[Estratto]
A differenza della precedente raccolta OMBRE (edizioni Phasar), che era auto-prodotta, questa seconda antologia è edita da Galaad e normalmente commercializzata (io l'ho chiesta direttamente alla casa editrice). Poco importa se l’autore non è molto noto, pubblicizzato e pluridecorato: il piacere del brivido dimora anche nelle opere piccole piccole, che si tengono nell’oscurità.

Nel primo racconto un avventato poliziotto si getta all’inseguimento di tre rapinatori, nel cuore della notte. Dopo aver provocato una serie di brutti incidenti, l’auto dei malviventi finisce in una sperduta stradina di campagna, dove il poliziotto riesce finalmente ad acciuffarli e ad arrestarli, salvo scoprire di aver perso ogni contatto con la centrale di polizia e di essere anche lui completamente perso e isolato. Poco dopo, dal buio salta fuori un inquietante anziano, arrivato da chissà dove, il quale informa il poliziotto che i tre, fuggendo, hanno causato diverse vittime ignare, e pertanto gli ordina di dare esecuzione alla loro sentenza di morte. Il poliziotto ovviamente rifiuta di giustiziare sommariamente i tre delinquenti, ma in questo modo scatena l’inarrestabile aggressione da parte di creature animalesche e mostruose.

[Contenuto dei record]
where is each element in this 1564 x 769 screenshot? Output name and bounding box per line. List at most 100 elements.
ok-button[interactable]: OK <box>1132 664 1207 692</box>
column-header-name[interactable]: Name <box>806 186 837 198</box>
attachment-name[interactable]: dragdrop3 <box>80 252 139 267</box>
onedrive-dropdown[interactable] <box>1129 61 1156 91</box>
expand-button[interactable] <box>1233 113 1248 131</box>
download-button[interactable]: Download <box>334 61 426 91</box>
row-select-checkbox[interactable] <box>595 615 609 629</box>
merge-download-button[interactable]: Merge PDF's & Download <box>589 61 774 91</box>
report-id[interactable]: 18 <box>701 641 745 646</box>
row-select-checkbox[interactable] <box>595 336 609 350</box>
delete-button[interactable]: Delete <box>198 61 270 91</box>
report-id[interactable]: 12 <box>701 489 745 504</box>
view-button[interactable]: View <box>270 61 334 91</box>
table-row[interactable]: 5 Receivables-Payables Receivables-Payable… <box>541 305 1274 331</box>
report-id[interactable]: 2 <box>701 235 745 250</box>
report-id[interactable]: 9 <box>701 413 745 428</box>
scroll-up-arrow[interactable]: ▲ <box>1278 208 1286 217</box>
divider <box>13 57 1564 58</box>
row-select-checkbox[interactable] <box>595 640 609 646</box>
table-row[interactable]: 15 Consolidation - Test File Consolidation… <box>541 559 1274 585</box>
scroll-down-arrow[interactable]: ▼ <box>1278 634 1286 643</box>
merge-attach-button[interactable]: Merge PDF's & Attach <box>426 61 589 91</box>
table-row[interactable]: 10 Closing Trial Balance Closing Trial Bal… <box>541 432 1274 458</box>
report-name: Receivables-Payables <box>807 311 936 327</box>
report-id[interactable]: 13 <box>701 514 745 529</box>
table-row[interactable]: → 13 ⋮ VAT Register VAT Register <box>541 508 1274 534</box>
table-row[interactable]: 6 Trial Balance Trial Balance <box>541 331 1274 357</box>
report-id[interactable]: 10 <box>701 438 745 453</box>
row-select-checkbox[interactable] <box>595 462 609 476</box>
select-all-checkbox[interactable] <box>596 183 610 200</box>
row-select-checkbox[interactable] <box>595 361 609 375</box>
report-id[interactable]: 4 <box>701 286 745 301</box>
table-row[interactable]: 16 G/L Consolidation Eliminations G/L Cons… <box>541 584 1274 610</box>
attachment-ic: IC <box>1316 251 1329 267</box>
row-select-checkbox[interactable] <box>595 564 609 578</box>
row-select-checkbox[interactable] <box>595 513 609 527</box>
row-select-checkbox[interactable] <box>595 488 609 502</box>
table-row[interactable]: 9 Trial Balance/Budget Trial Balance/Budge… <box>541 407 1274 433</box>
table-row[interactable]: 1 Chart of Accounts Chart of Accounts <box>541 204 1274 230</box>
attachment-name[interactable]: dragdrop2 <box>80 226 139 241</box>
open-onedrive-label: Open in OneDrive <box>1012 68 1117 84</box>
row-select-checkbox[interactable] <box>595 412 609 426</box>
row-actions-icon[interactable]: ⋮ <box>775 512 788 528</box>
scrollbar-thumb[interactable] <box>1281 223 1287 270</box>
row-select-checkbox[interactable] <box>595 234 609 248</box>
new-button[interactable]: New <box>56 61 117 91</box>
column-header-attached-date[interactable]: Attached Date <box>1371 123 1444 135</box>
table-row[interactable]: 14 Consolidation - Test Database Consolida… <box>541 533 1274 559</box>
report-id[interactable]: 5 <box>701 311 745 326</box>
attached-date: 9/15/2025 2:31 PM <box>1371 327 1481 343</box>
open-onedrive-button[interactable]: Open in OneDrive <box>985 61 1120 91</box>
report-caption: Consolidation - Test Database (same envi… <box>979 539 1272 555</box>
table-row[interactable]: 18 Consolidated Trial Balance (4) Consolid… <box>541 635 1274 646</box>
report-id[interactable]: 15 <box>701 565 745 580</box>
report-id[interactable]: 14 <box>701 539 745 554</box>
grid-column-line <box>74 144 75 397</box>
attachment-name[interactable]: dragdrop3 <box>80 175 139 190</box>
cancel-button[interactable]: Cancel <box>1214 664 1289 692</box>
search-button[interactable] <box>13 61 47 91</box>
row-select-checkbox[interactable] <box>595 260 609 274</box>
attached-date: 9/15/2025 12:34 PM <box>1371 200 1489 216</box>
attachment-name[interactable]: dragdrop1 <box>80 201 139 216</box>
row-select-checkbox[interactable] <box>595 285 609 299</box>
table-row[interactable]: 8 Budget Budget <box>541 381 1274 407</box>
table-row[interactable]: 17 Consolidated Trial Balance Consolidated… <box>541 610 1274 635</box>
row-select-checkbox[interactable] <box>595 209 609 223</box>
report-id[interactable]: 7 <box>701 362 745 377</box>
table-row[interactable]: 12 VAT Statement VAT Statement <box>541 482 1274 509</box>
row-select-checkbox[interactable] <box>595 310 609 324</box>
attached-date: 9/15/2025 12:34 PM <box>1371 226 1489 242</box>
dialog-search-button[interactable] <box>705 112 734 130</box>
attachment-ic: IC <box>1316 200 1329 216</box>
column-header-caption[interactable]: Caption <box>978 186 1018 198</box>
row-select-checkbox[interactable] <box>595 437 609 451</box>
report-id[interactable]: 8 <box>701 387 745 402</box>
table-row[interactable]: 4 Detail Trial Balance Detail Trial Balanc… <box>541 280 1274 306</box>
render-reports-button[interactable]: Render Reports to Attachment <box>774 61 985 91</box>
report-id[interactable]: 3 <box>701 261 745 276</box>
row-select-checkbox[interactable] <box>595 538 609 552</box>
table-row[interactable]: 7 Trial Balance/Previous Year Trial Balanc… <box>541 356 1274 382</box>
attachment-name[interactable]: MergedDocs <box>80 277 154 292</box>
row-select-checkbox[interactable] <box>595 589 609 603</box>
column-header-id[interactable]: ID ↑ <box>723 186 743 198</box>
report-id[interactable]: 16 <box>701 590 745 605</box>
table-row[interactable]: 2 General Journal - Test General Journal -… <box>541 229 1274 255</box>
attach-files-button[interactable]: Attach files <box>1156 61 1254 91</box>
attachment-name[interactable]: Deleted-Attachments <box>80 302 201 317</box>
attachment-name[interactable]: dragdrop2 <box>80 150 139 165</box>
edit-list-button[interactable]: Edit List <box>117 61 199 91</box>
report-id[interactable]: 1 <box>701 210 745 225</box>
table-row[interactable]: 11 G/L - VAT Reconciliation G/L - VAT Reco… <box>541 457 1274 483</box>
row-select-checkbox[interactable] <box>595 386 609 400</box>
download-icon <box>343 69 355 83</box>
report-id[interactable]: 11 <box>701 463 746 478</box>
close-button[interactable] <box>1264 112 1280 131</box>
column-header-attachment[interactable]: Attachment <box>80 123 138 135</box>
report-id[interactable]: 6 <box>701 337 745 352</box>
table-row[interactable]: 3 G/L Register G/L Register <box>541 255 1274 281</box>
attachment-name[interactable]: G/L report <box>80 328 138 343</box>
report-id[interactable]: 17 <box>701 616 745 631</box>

[Consegna 1]
Rispondi a queste domande sulla recensione della raccolta di racconti:
(a) Quale casa editrice pubblica la seconda antologia?
(b) Con quali edizioni era uscita la precedente raccolta OMBRE?
(c) Quanti rapinatori insegue il poliziotto nel primo racconto?
[Consegna 2]
Continua, per favore, la recensione della raccolta di racconti a partire dall'ultima frase riportata.

[Risposta 1]
(a) Galaad.
(b) Edizioni Phasar.
(c) Tre.

[Risposta 2]
Nella seconda novella, senz’altro la più suggestiva della raccolta, un ragazzo di diciassette anni, rimasto solo nel grande appartamento dei genitori che sono in vacanza, viene svegliato nel cuore della notte da un sogno inquietante, in cui si è visto assalire da una gelida creatura mostruosa emersa dal buio. Poco dopo viene attirato da una corrente d’aria che lo conduce suo malgrado ad esplorare il solaio di casa, dove scopre l’esistenza di una grata da cui si può sbirciare l’androne della casa confinante. Da questo scorcio il ragazzo assiste sbalordito ad una scena terribile e surreale, che dà inizio ad una vera e propria lotta contro il tempo per salvare ignare vittime dall’assalto di un essere mostruoso e vorace che dimora nel buio.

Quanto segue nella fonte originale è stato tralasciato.